*OBJECTIVE*. Drop all images and give the records again exactly.

+--

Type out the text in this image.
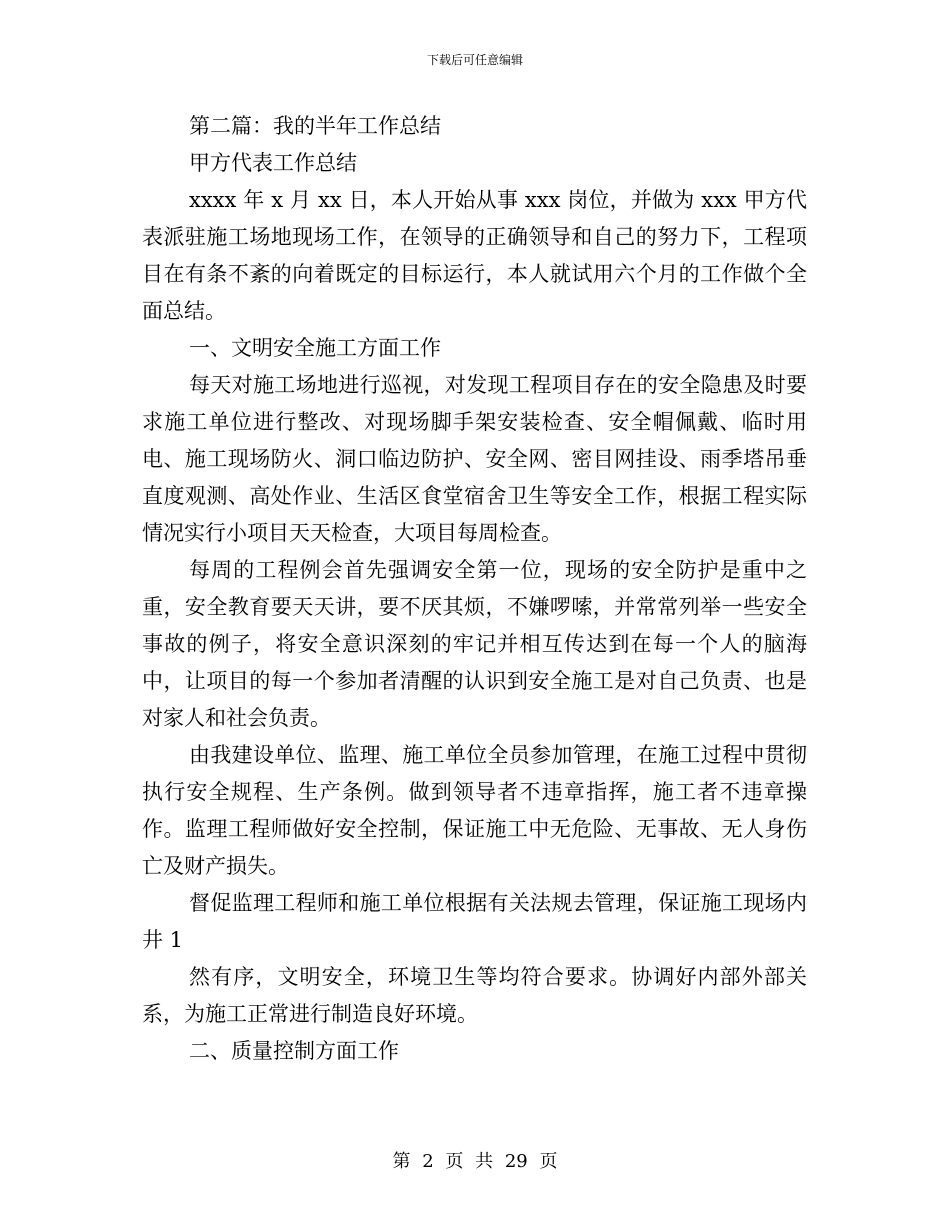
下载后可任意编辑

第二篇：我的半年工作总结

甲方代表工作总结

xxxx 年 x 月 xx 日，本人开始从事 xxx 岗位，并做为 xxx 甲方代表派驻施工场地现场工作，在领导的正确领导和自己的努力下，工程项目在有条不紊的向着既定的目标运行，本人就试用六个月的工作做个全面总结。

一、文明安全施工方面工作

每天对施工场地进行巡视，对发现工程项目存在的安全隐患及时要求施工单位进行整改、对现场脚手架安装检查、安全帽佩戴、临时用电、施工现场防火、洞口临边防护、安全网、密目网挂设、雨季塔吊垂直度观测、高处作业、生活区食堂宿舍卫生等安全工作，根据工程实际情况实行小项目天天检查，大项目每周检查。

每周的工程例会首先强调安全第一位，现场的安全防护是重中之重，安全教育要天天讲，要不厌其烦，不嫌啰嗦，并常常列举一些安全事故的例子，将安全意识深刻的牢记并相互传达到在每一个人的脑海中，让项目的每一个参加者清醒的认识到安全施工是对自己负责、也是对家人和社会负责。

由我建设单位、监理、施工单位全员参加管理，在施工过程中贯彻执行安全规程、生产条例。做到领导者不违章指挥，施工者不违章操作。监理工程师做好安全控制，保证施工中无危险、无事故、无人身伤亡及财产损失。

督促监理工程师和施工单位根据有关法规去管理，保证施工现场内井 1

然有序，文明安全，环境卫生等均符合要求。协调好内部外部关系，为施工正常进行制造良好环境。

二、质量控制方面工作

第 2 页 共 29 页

+--

*TASK SOLUTION*.
Type out the text in this image.
下载后可任意编辑

第二篇：我的半年工作总结

甲方代表工作总结

xxxx 年 x 月 xx 日，本人开始从事 xxx 岗位，并做为 xxx 甲方代表派驻施工场地现场工作，在领导的正确领导和自己的努力下，工程项目在有条不紊的向着既定的目标运行，本人就试用六个月的工作做个全面总结。

一、文明安全施工方面工作

每天对施工场地进行巡视，对发现工程项目存在的安全隐患及时要求施工单位进行整改、对现场脚手架安装检查、安全帽佩戴、临时用电、施工现场防火、洞口临边防护、安全网、密目网挂设、雨季塔吊垂直度观测、高处作业、生活区食堂宿舍卫生等安全工作，根据工程实际情况实行小项目天天检查，大项目每周检查。

每周的工程例会首先强调安全第一位，现场的安全防护是重中之重，安全教育要天天讲，要不厌其烦，不嫌啰嗦，并常常列举一些安全事故的例子，将安全意识深刻的牢记并相互传达到在每一个人的脑海中，让项目的每一个参加者清醒的认识到安全施工是对自己负责、也是对家人和社会负责。

由我建设单位、监理、施工单位全员参加管理，在施工过程中贯彻执行安全规程、生产条例。做到领导者不违章指挥，施工者不违章操作。监理工程师做好安全控制，保证施工中无危险、无事故、无人身伤亡及财产损失。

督促监理工程师和施工单位根据有关法规去管理，保证施工现场内井 1

然有序，文明安全，环境卫生等均符合要求。协调好内部外部关系，为施工正常进行制造良好环境。

二、质量控制方面工作

第 2 页 共 29 页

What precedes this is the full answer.